----- INFORMATION PROVIDED -----
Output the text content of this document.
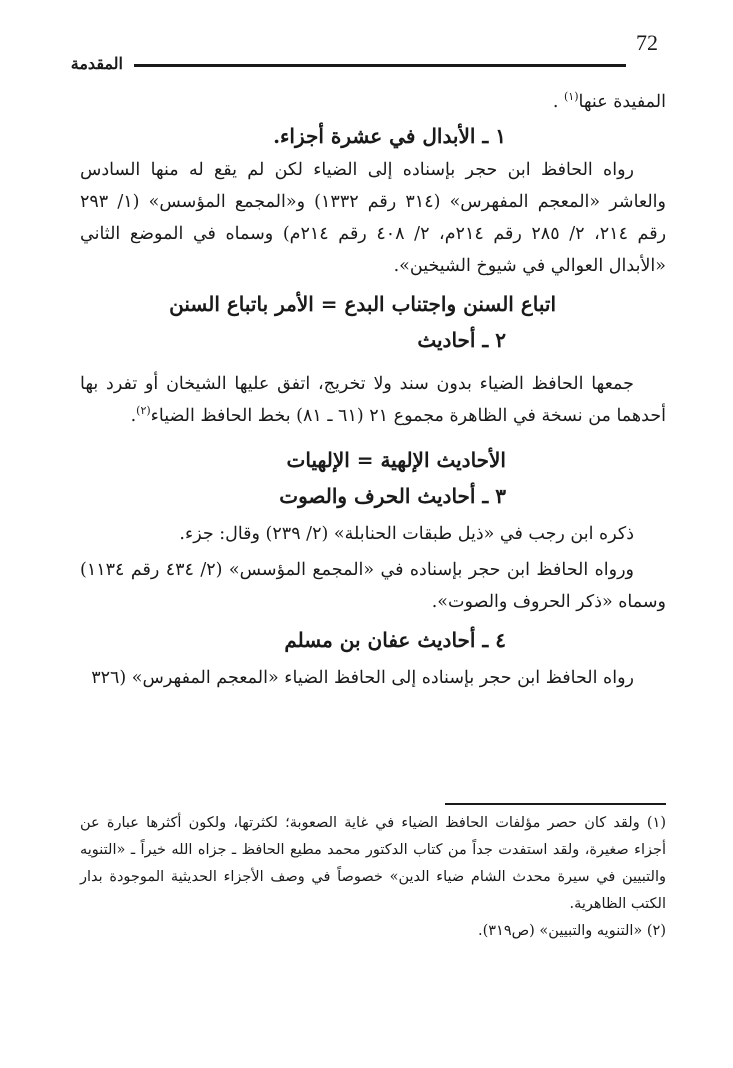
72
المقدمة

المفيدة عنها$^{(١)}$ .

١ ـ الأبدال في عشرة أجزاء.

رواه الحافظ ابن حجر بإسناده إلى الضياء لكن لم يقع له منها السادس والعاشر «المعجم المفهرس» (٣١٤ رقم ١٣٣٢) و«المجمع المؤسس» (١/ ٢٩٣ رقم ٢١٤، ٢/ ٢٨٥ رقم ٢١٤م، ٢/ ٤٠٨ رقم ٢١٤م) وسماه في الموضع الثاني «الأبدال العوالي في شيوخ الشيخين».

اتباع السنن واجتناب البدع = الأمر باتباع السنن

٢ ـ أحاديث

جمعها الحافظ الضياء بدون سند ولا تخريج، اتفق عليها الشيخان أو تفرد بها أحدهما من نسخة في الظاهرة مجموع ٢١ (٦١ ـ ٨١) بخط الحافظ الضياء$^{(٢)}$.

الأحاديث الإلهية = الإلهيات

٣ ـ أحاديث الحرف والصوت

ذكره ابن رجب في «ذيل طبقات الحنابلة» (٢/ ٢٣٩) وقال: جزء.

ورواه الحافظ ابن حجر بإسناده في «المجمع المؤسس» (٢/ ٤٣٤ رقم ١١٣٤) وسماه «ذكر الحروف والصوت».

٤ ـ أحاديث عفان بن مسلم

رواه الحافظ ابن حجر بإسناده إلى الحافظ الضياء «المعجم المفهرس» (٣٢٦

(١) ولقد كان حصر مؤلفات الحافظ الضياء في غاية الصعوبة؛ لكثرتها، ولكون أكثرها عبارة عن أجزاء صغيرة، ولقد استفدت جداً من كتاب الدكتور محمد مطيع الحافظ ـ جزاه الله خيراً ـ «التنويه والتبيين في سيرة محدث الشام ضياء الدين» خصوصاً في وصف الأجزاء الحديثية الموجودة بدار الكتب الظاهرية.

(٢) «التنويه والتبيين» (ص٣١٩).
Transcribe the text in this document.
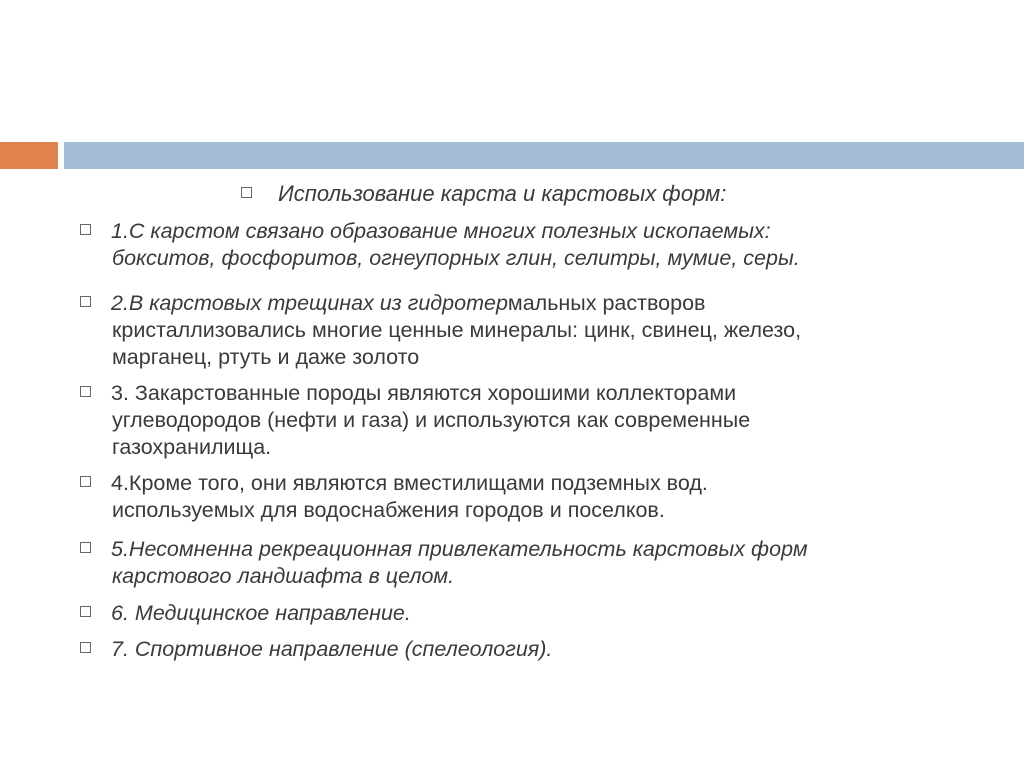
Использование карста и карстовых форм:
1.С карстом связано образование многих полезных ископаемых:
бокситов, фосфоритов, огнеупорных глин, селитры, мумие, серы.
2.В карстовых трещинах из гидротермальных растворов
кристаллизовались многие ценные минералы: цинк, свинец, железо,
марганец, ртуть и даже золото
3. Закарстованные породы являются хорошими коллекторами
углеводородов (нефти и газа) и используются как современные
газохранилища.
4.Кроме того, они являются вместилищами подземных вод.
используемых для водоснабжения городов и поселков.
5.Несомненна рекреационная привлекательность карстовых форм
карстового ландшафта в целом.
6. Медицинское направление.
7. Спортивное направление (спелеология).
-----
_WORK TO DO_: On how many lines does the word "التنويه" appear? Answer with only the number.

_SOLUTION TO THIS TASK_: 2